=== Data records ===

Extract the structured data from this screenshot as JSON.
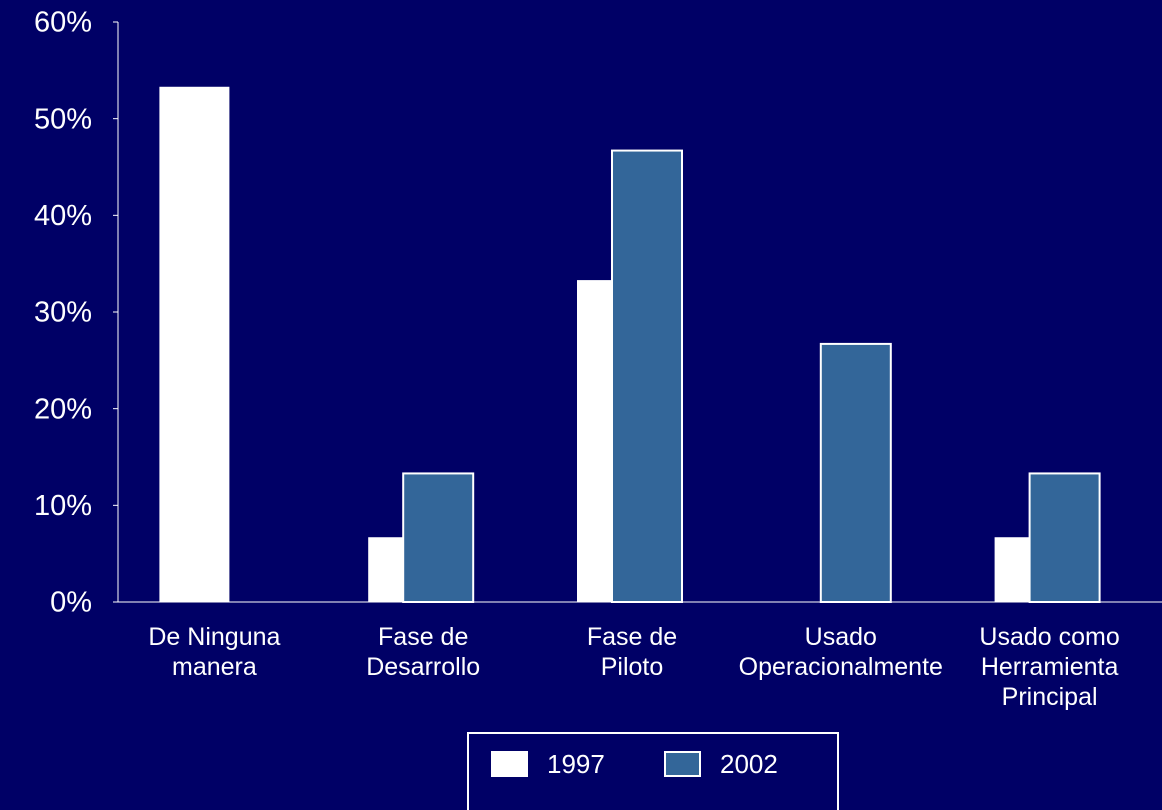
{
  "chart_data": {
    "type": "bar",
    "categories": [
      "De Ninguna\nmanera",
      "Fase de\nDesarrollo",
      "Fase de\nPiloto",
      "Usado\nOperacionalmente",
      "Usado como\nHerramienta\nPrincipal"
    ],
    "series": [
      {
        "name": "1997",
        "color": "#ffffff",
        "values": [
          53.3,
          6.7,
          33.3,
          0,
          6.7
        ]
      },
      {
        "name": "2002",
        "color": "#336699",
        "values": [
          0,
          13.3,
          46.7,
          26.7,
          13.3
        ]
      }
    ],
    "ylim": [
      0,
      60
    ],
    "yticks": [
      {
        "value": 0,
        "label": "0%"
      },
      {
        "value": 10,
        "label": "10%"
      },
      {
        "value": 20,
        "label": "20%"
      },
      {
        "value": 30,
        "label": "30%"
      },
      {
        "value": 40,
        "label": "40%"
      },
      {
        "value": 50,
        "label": "50%"
      },
      {
        "value": 60,
        "label": "60%"
      }
    ],
    "legend": "bottom"
  }
}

===

● **What you are asked to do**: Count the lines above in which the word "Usado" appears, then state only that count.

● **Reply**: 2